>> Begin RECORDS SHOWN

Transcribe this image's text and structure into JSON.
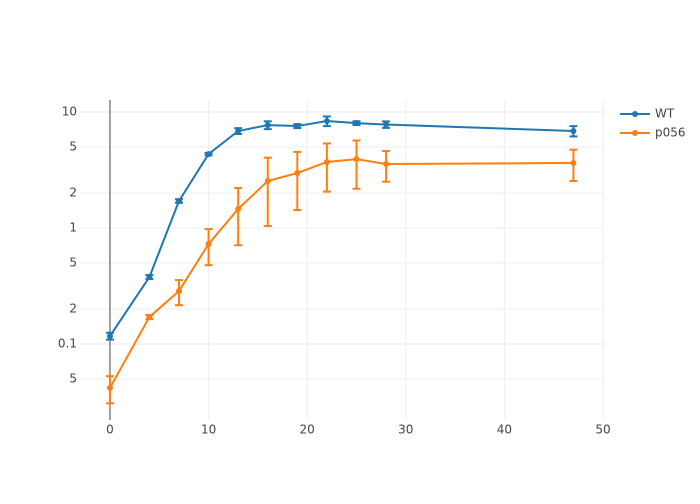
{
  "chart_data": {
    "type": "line",
    "x": [
      0,
      4,
      7,
      10,
      13,
      16,
      19,
      22,
      25,
      28,
      47
    ],
    "series": [
      {
        "name": "WT",
        "color": "#1f77b4",
        "values": [
          0.117,
          0.378,
          1.71,
          4.34,
          6.86,
          7.72,
          7.57,
          8.36,
          8.03,
          7.8,
          6.86
        ],
        "errors": [
          0.008,
          0.015,
          0.06,
          0.1,
          0.4,
          0.6,
          0.3,
          0.8,
          0.3,
          0.5,
          0.7
        ]
      },
      {
        "name": "p056",
        "color": "#ff7f0e",
        "values": [
          0.0418,
          0.171,
          0.286,
          0.728,
          1.46,
          2.54,
          2.98,
          3.71,
          3.93,
          3.56,
          3.64
        ],
        "errors": [
          0.011,
          0.007,
          0.07,
          0.25,
          0.75,
          1.5,
          1.55,
          1.65,
          1.75,
          1.05,
          1.1
        ]
      }
    ],
    "xlim": [
      -3.04,
      50
    ],
    "xticks": [
      0,
      10,
      20,
      30,
      40,
      50
    ],
    "ylim": [
      0.0221,
      12.7
    ],
    "log_y": true,
    "yticks": [
      {
        "value": 0.05,
        "label": "5"
      },
      0.1,
      {
        "value": 0.2,
        "label": "2"
      },
      {
        "value": 0.5,
        "label": "5"
      },
      1,
      2,
      5,
      10
    ],
    "grid": true,
    "legend": "top-right"
  }
}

>> End RECORDS SHOWN

▶ [GIVEN REQUEST] Write out each line again precisely as it appears, skipping every picture.

▶ [SOLUTION FOR THIS TASK]
Transcribe this image's text and structure into JSON.
{
  "chart_data": {
    "type": "line",
    "x": [
      0,
      4,
      7,
      10,
      13,
      16,
      19,
      22,
      25,
      28,
      47
    ],
    "series": [
      {
        "name": "WT",
        "color": "#1f77b4",
        "values": [
          0.117,
          0.378,
          1.71,
          4.34,
          6.86,
          7.72,
          7.57,
          8.36,
          8.03,
          7.8,
          6.86
        ],
        "errors": [
          0.008,
          0.015,
          0.06,
          0.1,
          0.4,
          0.6,
          0.3,
          0.8,
          0.3,
          0.5,
          0.7
        ]
      },
      {
        "name": "p056",
        "color": "#ff7f0e",
        "values": [
          0.0418,
          0.171,
          0.286,
          0.728,
          1.46,
          2.54,
          2.98,
          3.71,
          3.93,
          3.56,
          3.64
        ],
        "errors": [
          0.011,
          0.007,
          0.07,
          0.25,
          0.75,
          1.5,
          1.55,
          1.65,
          1.75,
          1.05,
          1.1
        ]
      }
    ],
    "xlim": [
      -3.04,
      50
    ],
    "xticks": [
      0,
      10,
      20,
      30,
      40,
      50
    ],
    "ylim": [
      0.0221,
      12.7
    ],
    "log_y": true,
    "yticks": [
      {
        "value": 0.05,
        "label": "5"
      },
      0.1,
      {
        "value": 0.2,
        "label": "2"
      },
      {
        "value": 0.5,
        "label": "5"
      },
      1,
      2,
      5,
      10
    ],
    "grid": true,
    "legend": "top-right"
  }
}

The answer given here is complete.